— STATED TASK A —
Could you give the records again, from their first line through the line containing "- note-no-ssn: Do", and change "checkbox" to "tickbox" with nothing else altered?

Discussion:
[Crash-utility] [PATCH] x86_64: Make the conversion between 4level and 5level paging automatically
Dou Liyang
2018-07-06 09:01:57 UTC
Permalink
Currently, Crash only enable support for kernel-only 5-level page tables by
entering the command line option "--machdep vm=5level". Since Linux 4.17,
the Linux kernel can be both 4level and 5level page tables. This command line
can't work well for this.

Using the "pgtable_l5_enabled" got from vmcore to detect whether the kernel
proper for 5 level page tables automatically.

Signed-off-by: Dou Liyang <***@cn.fujitsu.com>
---
x86_64.c | 4 ++++
1 file changed, 4 insertions(+)

diff --git a/x86_64.c b/x86_64.c
index 6d1ae2f..be6164b 100644
--- a/x86_64.c
+++ b/x86_64.c
@@ -203,6 +203,10 @@ x86_64_init(int when)

— RECORDS SUPPLIED —
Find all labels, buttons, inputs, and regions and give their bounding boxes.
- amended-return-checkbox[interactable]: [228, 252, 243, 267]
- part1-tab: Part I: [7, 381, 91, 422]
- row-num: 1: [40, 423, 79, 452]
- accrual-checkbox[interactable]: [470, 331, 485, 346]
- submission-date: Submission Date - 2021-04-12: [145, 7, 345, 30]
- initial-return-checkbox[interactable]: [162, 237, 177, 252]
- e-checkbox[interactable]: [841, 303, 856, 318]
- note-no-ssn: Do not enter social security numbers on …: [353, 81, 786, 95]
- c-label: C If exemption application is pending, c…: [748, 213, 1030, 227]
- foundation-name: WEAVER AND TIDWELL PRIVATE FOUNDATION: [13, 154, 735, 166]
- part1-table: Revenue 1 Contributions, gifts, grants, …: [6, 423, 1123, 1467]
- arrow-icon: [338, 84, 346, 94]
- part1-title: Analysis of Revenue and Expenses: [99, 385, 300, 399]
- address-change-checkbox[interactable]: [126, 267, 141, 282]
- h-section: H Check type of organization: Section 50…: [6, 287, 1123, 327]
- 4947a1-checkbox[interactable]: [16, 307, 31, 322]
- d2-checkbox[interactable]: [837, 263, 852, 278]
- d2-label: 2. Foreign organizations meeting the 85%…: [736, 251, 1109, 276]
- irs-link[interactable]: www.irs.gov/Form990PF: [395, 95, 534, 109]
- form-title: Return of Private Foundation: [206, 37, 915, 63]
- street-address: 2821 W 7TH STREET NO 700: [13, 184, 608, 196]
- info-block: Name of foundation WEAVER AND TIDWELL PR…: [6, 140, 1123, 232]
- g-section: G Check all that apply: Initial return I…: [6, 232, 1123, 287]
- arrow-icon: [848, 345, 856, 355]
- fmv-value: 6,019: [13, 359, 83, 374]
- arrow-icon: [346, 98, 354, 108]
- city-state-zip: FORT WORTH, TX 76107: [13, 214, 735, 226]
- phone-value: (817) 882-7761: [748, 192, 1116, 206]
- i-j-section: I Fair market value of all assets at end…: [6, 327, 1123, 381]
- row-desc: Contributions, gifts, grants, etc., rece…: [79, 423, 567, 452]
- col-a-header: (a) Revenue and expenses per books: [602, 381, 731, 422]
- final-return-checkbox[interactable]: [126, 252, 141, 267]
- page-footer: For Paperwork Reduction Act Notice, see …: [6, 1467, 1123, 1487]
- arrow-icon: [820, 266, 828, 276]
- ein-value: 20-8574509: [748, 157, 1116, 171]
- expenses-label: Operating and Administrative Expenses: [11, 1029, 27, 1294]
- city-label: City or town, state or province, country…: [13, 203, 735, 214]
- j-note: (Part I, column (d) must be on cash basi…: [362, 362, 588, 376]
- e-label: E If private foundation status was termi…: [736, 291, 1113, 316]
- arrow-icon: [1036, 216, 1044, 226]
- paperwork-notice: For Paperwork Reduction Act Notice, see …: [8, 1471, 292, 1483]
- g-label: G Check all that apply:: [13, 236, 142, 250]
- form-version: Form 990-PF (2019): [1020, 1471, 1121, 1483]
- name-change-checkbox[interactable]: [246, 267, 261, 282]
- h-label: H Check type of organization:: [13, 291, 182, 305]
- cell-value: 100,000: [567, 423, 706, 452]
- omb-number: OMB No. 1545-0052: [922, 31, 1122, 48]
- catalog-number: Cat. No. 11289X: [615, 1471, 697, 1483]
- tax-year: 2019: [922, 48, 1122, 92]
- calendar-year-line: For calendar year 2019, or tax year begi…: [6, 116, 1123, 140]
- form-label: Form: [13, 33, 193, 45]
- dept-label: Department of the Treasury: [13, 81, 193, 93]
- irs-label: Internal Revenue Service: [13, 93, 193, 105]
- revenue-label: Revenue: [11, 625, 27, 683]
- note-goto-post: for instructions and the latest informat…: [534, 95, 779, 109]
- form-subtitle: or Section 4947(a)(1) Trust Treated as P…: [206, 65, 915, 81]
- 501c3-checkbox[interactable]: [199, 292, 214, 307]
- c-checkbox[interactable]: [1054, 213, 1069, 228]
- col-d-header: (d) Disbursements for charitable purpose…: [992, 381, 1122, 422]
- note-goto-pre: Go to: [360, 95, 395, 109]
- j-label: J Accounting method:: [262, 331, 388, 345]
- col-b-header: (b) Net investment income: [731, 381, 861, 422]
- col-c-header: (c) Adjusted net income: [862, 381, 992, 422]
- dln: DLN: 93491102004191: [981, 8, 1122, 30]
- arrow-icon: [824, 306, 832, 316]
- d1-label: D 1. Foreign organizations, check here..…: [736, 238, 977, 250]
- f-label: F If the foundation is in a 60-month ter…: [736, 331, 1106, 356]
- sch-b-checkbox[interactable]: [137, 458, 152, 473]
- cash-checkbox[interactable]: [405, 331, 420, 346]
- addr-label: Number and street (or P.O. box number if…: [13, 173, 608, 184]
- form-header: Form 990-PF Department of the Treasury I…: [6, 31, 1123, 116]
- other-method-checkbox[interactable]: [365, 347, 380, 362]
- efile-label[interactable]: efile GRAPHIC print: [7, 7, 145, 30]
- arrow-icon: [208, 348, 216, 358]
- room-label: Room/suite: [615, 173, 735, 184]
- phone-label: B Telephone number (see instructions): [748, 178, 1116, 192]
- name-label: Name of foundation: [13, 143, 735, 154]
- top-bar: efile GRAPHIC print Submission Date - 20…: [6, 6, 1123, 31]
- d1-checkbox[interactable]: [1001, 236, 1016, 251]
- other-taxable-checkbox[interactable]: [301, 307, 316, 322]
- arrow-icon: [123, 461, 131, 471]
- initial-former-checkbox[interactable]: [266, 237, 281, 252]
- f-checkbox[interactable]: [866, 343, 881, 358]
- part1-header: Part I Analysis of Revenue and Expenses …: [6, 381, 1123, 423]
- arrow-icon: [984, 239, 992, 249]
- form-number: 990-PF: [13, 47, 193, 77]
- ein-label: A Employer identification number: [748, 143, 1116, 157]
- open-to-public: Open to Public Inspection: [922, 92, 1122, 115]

— STATED TASK B —
Which numbers, in order, appear in the line of the crash-utility patch that begins with "@@"?

— CORRECT ANSWER A —
Find all labels, buttons, inputs, and regions and give their bounding boxes.
- amended-return-tickbox[interactable]: [228, 252, 243, 267]
- part1-tab: Part I: [7, 381, 91, 422]
- row-num: 1: [40, 423, 79, 452]
- accrual-tickbox[interactable]: [470, 331, 485, 346]
- submission-date: Submission Date - 2021-04-12: [145, 7, 345, 30]
- initial-return-tickbox[interactable]: [162, 237, 177, 252]
- e-tickbox[interactable]: [841, 303, 856, 318]
- note-no-ssn: Do not enter social security numbers on …: [353, 81, 786, 95]

— CORRECT ANSWER B —
203, 6, 203, 10